• **DATASET**
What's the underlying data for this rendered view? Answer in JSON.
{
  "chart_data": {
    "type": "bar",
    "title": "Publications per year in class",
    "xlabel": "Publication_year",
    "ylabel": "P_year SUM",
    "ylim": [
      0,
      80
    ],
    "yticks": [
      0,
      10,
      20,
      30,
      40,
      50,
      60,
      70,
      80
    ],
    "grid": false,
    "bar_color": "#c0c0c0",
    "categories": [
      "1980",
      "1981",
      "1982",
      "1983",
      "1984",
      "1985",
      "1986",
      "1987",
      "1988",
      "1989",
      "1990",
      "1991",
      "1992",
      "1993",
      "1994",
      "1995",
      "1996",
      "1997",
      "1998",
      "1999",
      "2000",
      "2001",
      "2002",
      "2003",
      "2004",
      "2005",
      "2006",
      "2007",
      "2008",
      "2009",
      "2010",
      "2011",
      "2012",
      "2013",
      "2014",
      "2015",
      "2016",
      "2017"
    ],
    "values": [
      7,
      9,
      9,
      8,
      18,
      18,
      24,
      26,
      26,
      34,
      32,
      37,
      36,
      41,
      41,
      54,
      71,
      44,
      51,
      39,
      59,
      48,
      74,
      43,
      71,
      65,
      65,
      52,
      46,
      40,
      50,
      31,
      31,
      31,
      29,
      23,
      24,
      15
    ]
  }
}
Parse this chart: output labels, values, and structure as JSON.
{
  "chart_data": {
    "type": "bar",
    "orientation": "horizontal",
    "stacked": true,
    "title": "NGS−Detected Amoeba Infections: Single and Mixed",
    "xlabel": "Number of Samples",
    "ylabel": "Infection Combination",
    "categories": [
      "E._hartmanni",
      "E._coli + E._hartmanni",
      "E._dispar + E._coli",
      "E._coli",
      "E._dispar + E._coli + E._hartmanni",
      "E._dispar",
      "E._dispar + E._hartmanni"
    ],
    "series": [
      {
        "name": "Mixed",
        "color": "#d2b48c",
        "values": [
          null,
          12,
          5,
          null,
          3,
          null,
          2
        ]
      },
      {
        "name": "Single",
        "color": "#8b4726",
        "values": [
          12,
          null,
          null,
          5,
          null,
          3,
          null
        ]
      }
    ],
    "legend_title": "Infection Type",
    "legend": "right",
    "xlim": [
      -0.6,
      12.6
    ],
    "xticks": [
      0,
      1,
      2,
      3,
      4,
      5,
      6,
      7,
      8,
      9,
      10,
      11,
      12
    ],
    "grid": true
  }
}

• **PROBLEM DESCRIPTION**
Repeat the lines above exactly.

• **FINAL RESULT**
What's the underlying data for this rendered view? Answer in JSON.
{
  "chart_data": {
    "type": "bar",
    "title": "Publications per year in class",
    "xlabel": "Publication_year",
    "ylabel": "P_year SUM",
    "ylim": [
      0,
      80
    ],
    "yticks": [
      0,
      10,
      20,
      30,
      40,
      50,
      60,
      70,
      80
    ],
    "grid": false,
    "bar_color": "#c0c0c0",
    "categories": [
      "1980",
      "1981",
      "1982",
      "1983",
      "1984",
      "1985",
      "1986",
      "1987",
      "1988",
      "1989",
      "1990",
      "1991",
      "1992",
      "1993",
      "1994",
      "1995",
      "1996",
      "1997",
      "1998",
      "1999",
      "2000",
      "2001",
      "2002",
      "2003",
      "2004",
      "2005",
      "2006",
      "2007",
      "2008",
      "2009",
      "2010",
      "2011",
      "2012",
      "2013",
      "2014",
      "2015",
      "2016",
      "2017"
    ],
    "values": [
      7,
      9,
      9,
      8,
      18,
      18,
      24,
      26,
      26,
      34,
      32,
      37,
      36,
      41,
      41,
      54,
      71,
      44,
      51,
      39,
      59,
      48,
      74,
      43,
      71,
      65,
      65,
      52,
      46,
      40,
      50,
      31,
      31,
      31,
      29,
      23,
      24,
      15
    ]
  }
}
Parse this chart: output labels, values, and structure as JSON.
{
  "chart_data": {
    "type": "bar",
    "orientation": "horizontal",
    "stacked": true,
    "title": "NGS−Detected Amoeba Infections: Single and Mixed",
    "xlabel": "Number of Samples",
    "ylabel": "Infection Combination",
    "categories": [
      "E._hartmanni",
      "E._coli + E._hartmanni",
      "E._dispar + E._coli",
      "E._coli",
      "E._dispar + E._coli + E._hartmanni",
      "E._dispar",
      "E._dispar + E._hartmanni"
    ],
    "series": [
      {
        "name": "Mixed",
        "color": "#d2b48c",
        "values": [
          null,
          12,
          5,
          null,
          3,
          null,
          2
        ]
      },
      {
        "name": "Single",
        "color": "#8b4726",
        "values": [
          12,
          null,
          null,
          5,
          null,
          3,
          null
        ]
      }
    ],
    "legend_title": "Infection Type",
    "legend": "right",
    "xlim": [
      -0.6,
      12.6
    ],
    "xticks": [
      0,
      1,
      2,
      3,
      4,
      5,
      6,
      7,
      8,
      9,
      10,
      11,
      12
    ],
    "grid": true
  }
}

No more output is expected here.